Copy the listing from its first line through the line containing "46, 104, 81]", inclusive, putting "y-axis-label" wherever "y-tick-label" appears and keeping everything else the same.
[begin Records supplied]
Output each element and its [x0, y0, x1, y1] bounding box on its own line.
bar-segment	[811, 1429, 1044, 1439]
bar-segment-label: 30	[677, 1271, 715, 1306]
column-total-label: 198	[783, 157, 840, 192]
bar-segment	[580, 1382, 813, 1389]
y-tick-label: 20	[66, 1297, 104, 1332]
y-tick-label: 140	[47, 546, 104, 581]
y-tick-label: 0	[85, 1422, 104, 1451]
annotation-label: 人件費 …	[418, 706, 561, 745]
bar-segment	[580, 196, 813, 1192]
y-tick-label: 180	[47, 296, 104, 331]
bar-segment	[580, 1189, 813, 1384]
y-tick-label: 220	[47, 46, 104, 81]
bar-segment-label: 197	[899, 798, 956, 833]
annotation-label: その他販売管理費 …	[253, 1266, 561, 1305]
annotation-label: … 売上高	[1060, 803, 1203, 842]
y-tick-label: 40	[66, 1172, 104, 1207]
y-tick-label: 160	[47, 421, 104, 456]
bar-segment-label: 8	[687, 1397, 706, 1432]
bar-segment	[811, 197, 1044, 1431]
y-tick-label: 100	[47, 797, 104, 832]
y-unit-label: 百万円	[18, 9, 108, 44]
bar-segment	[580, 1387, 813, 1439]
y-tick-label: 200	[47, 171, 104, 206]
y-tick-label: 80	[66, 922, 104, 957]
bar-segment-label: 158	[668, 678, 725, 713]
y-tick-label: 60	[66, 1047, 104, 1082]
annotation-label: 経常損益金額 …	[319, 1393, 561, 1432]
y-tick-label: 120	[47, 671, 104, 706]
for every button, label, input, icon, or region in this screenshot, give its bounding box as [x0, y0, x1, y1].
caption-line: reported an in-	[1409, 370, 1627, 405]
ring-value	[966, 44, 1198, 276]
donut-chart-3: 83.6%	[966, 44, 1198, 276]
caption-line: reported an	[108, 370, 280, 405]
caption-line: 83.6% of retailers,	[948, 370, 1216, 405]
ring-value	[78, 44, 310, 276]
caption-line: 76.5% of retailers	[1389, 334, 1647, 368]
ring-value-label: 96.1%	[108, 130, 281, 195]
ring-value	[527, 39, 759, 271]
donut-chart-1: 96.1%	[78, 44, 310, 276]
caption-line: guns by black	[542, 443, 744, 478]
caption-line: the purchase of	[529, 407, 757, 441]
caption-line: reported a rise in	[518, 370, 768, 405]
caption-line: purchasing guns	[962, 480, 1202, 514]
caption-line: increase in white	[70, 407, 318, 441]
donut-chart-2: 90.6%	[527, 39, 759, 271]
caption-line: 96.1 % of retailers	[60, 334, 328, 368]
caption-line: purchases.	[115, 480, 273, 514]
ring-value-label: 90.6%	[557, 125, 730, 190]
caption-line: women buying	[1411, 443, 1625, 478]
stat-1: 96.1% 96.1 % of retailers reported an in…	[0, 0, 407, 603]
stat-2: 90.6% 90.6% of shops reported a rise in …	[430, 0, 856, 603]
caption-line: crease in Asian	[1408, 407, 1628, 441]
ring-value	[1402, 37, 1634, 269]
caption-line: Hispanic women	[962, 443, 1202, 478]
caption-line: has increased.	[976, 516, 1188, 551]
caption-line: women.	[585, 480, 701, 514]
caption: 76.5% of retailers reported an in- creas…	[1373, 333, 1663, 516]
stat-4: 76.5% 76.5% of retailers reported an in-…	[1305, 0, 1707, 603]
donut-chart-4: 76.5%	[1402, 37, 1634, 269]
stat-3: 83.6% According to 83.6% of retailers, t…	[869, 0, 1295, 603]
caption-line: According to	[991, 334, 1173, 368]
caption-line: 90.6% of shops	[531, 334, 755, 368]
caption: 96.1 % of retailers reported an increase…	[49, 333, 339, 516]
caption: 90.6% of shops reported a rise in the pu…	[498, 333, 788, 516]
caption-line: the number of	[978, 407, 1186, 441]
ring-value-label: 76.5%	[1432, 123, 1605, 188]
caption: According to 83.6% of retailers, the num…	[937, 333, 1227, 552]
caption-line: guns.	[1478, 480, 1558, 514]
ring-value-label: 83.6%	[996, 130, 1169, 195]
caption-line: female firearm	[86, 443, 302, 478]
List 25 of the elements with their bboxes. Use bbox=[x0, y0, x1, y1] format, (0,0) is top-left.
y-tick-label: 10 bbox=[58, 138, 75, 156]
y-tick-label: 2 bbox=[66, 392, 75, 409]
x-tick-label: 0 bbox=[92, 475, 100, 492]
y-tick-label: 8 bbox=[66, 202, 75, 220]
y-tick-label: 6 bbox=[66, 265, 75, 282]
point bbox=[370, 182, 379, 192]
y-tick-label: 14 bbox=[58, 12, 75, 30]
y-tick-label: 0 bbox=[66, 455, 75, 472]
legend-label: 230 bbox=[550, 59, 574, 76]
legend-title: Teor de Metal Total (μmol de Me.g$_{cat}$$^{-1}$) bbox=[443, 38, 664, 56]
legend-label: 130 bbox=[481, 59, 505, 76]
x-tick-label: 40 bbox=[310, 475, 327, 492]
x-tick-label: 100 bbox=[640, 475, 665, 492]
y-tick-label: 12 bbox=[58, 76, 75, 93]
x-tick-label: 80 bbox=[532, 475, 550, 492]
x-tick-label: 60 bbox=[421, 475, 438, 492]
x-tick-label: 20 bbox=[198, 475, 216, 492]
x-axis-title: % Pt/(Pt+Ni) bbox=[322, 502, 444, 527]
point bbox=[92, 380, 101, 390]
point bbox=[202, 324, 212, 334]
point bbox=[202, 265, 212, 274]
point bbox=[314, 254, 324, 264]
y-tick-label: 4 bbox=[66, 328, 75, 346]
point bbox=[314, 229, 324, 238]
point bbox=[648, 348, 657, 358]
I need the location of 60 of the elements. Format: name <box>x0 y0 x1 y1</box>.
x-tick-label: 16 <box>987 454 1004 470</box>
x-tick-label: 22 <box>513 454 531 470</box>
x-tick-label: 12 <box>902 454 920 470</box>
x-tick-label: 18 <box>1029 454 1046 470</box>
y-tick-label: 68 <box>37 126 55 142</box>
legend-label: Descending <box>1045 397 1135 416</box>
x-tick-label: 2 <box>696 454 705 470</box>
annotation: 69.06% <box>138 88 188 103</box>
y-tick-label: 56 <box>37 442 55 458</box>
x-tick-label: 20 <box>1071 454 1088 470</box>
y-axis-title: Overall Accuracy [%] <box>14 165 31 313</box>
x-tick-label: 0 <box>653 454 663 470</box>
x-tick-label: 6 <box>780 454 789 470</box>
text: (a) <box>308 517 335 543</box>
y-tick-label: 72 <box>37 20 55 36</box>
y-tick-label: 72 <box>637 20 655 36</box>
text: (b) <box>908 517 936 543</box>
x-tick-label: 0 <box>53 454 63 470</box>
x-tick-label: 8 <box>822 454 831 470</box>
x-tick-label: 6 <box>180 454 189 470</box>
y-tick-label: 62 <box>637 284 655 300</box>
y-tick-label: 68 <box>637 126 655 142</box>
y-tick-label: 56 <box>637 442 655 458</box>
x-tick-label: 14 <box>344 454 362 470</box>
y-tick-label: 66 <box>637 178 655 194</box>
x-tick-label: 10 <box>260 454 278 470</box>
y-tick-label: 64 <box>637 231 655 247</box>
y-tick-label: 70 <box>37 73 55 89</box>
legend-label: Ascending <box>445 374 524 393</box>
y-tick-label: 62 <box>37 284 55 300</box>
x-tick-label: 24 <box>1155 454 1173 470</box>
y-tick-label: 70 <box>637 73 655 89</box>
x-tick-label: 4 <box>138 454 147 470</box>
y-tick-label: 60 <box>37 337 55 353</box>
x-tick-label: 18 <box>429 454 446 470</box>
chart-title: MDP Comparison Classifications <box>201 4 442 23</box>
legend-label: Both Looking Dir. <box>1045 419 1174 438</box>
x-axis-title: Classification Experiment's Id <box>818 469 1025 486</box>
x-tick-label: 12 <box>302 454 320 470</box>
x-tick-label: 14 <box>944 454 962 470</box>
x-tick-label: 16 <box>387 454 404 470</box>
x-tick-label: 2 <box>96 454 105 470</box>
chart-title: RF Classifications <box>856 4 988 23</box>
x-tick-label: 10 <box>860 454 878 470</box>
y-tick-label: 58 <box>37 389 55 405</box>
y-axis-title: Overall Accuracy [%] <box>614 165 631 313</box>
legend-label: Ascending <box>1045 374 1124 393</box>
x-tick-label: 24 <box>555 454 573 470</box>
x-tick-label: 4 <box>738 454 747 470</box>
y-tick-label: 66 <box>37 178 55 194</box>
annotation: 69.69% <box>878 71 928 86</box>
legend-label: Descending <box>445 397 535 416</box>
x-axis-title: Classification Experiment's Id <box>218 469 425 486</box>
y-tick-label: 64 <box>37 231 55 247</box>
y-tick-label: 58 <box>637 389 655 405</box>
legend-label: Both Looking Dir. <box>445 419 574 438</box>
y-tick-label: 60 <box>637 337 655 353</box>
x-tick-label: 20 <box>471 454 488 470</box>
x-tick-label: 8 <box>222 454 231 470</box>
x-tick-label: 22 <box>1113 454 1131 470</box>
[end Records supplied]
→ Correct output
Output each element and its [x0, y0, x1, y1] bounding box on its own line.
bar-segment	[811, 1429, 1044, 1439]
bar-segment-label: 30	[677, 1271, 715, 1306]
column-total-label: 198	[783, 157, 840, 192]
bar-segment	[580, 1382, 813, 1389]
y-axis-label: 20	[66, 1297, 104, 1332]
y-axis-label: 140	[47, 546, 104, 581]
y-axis-label: 0	[85, 1422, 104, 1451]
annotation-label: 人件費 …	[418, 706, 561, 745]
bar-segment	[580, 196, 813, 1192]
y-axis-label: 180	[47, 296, 104, 331]
bar-segment	[580, 1189, 813, 1384]
y-axis-label: 220	[47, 46, 104, 81]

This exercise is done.